GIVEN TEXT:
Ignition parameters firing multiple times with intermediate values and random order

I see we came to a common point, can we get back to the original topic?

  • webpage loading two times and thus firing whatever potentially intensive tasks two times (notice the webpage is loaded with the correct parameter's value so it cannot be filtered away).
  • custom variables firing out of order, this cannot be dealt with any check for null values and it has both a performance impact and a final result impact (in the small SSCCE above the final result is always correct but if the chain of binding dependencies increases it can happen sometimes the final value is updated before all previous custom variables have completed).

While you do log these three values, the actual order is not guaranteed; bindings resolve in an non-deterministic order unless they are dependent on some other binding (like how counter is dependent on value). Beyond that, you have to remember that a binding will re-evaluate and re-execute its transforms whenever the QUALITY of the value changes; this is what you're encountering.

I've modified the logging to include the pageId (to eliminate any potential repeat logging from other open pages of the same session) and the quality of the value being transformed.

DATASET EXTRACT:
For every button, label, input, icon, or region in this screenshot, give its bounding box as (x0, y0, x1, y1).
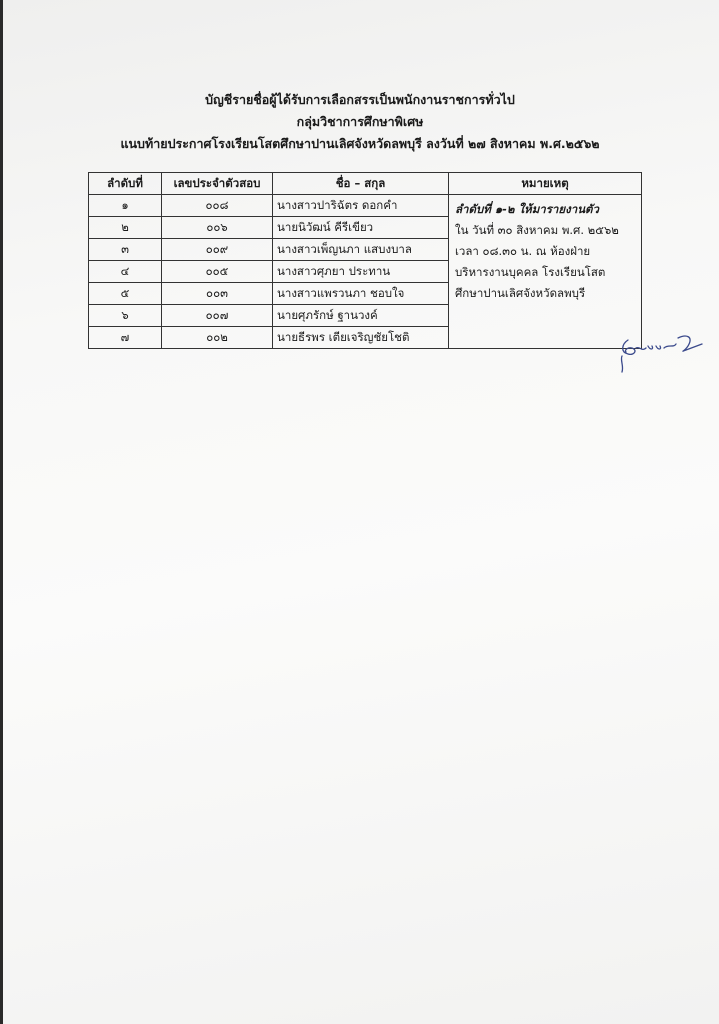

WHAT IS REQUIRED:
Continue the forum post on Ignition bindings that fire more than once and out of order, starting right after its last sentence.

TASK OUTPUT:
  1. Initial load of the Embedded View ( startval ).
  2. Bindings in Embedded View begin evaluating ( custom.value ). They have default values, so that's what they start at (60 as an initial value).
  3. Embedded View ( startval ) updates its quality to specify it is now a generic good value (I'm not quite sure why it doesn't stay as Good_Initial).
  4. The counter prop now evaluates with its value because it was dependent on value having completed.
  5. The value prop now actually receives the param value.
  6. The counter prop must now resolve again because of the binding against value.

Side note: Your counter prop is not a true counter, as it will only ever be the passed-in param + 1. Consider adding a change script to value which increments counter instead of binding against the value of value.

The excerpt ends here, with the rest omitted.